**DIRECTION**:
Give back the entire listing verbatim.

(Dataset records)
★ ★ ★
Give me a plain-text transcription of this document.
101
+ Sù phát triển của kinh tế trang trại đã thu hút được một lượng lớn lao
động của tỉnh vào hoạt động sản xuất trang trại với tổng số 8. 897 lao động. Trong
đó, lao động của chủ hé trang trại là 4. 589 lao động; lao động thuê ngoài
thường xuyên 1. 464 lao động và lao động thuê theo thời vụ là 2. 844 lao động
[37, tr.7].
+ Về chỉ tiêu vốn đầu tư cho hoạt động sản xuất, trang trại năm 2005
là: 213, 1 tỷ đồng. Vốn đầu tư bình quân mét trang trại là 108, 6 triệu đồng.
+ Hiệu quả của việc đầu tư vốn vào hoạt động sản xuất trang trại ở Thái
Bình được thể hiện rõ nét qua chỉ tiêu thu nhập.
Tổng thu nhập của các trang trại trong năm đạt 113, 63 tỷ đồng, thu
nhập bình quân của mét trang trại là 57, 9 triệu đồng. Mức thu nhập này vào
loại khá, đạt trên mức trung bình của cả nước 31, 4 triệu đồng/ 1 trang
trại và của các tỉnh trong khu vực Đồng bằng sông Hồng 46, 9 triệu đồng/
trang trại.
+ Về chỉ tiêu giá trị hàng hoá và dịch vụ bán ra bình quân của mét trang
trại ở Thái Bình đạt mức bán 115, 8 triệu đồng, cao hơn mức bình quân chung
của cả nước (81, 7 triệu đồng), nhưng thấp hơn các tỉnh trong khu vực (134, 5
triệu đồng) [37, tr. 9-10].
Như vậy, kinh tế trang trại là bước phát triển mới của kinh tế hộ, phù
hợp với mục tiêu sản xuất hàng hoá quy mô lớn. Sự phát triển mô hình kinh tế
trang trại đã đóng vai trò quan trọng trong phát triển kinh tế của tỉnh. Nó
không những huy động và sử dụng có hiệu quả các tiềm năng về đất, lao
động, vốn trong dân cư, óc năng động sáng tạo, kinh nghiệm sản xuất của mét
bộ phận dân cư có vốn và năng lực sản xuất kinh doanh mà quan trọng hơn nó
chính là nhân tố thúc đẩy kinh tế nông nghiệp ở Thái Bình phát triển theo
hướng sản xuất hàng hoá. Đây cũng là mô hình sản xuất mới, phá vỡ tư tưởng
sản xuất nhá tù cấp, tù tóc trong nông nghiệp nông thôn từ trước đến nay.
★ ★ ★
**FINISHED TASK**:
Give me a plain-text transcription of this document.
101
+ Sù phát triển của kinh tế trang trại đã thu hút được một lượng lớn lao
động của tỉnh vào hoạt động sản xuất trang trại với tổng số 8. 897 lao động. Trong
đó, lao động của chủ hé trang trại là 4. 589 lao động; lao động thuê ngoài
thường xuyên 1. 464 lao động và lao động thuê theo thời vụ là 2. 844 lao động
[37, tr.7].
+ Về chỉ tiêu vốn đầu tư cho hoạt động sản xuất, trang trại năm 2005
là: 213, 1 tỷ đồng. Vốn đầu tư bình quân mét trang trại là 108, 6 triệu đồng.
+ Hiệu quả của việc đầu tư vốn vào hoạt động sản xuất trang trại ở Thái
Bình được thể hiện rõ nét qua chỉ tiêu thu nhập.
Tổng thu nhập của các trang trại trong năm đạt 113, 63 tỷ đồng, thu
nhập bình quân của mét trang trại là 57, 9 triệu đồng. Mức thu nhập này vào
loại khá, đạt trên mức trung bình của cả nước 31, 4 triệu đồng/ 1 trang
trại và của các tỉnh trong khu vực Đồng bằng sông Hồng 46, 9 triệu đồng/
trang trại.
+ Về chỉ tiêu giá trị hàng hoá và dịch vụ bán ra bình quân của mét trang
trại ở Thái Bình đạt mức bán 115, 8 triệu đồng, cao hơn mức bình quân chung
của cả nước (81, 7 triệu đồng), nhưng thấp hơn các tỉnh trong khu vực (134, 5
triệu đồng) [37, tr. 9-10].
Như vậy, kinh tế trang trại là bước phát triển mới của kinh tế hộ, phù
hợp với mục tiêu sản xuất hàng hoá quy mô lớn. Sự phát triển mô hình kinh tế
trang trại đã đóng vai trò quan trọng trong phát triển kinh tế của tỉnh. Nó
không những huy động và sử dụng có hiệu quả các tiềm năng về đất, lao
động, vốn trong dân cư, óc năng động sáng tạo, kinh nghiệm sản xuất của mét
bộ phận dân cư có vốn và năng lực sản xuất kinh doanh mà quan trọng hơn nó
chính là nhân tố thúc đẩy kinh tế nông nghiệp ở Thái Bình phát triển theo
hướng sản xuất hàng hoá. Đây cũng là mô hình sản xuất mới, phá vỡ tư tưởng
sản xuất nhá tù cấp, tù tóc trong nông nghiệp nông thôn từ trước đến nay.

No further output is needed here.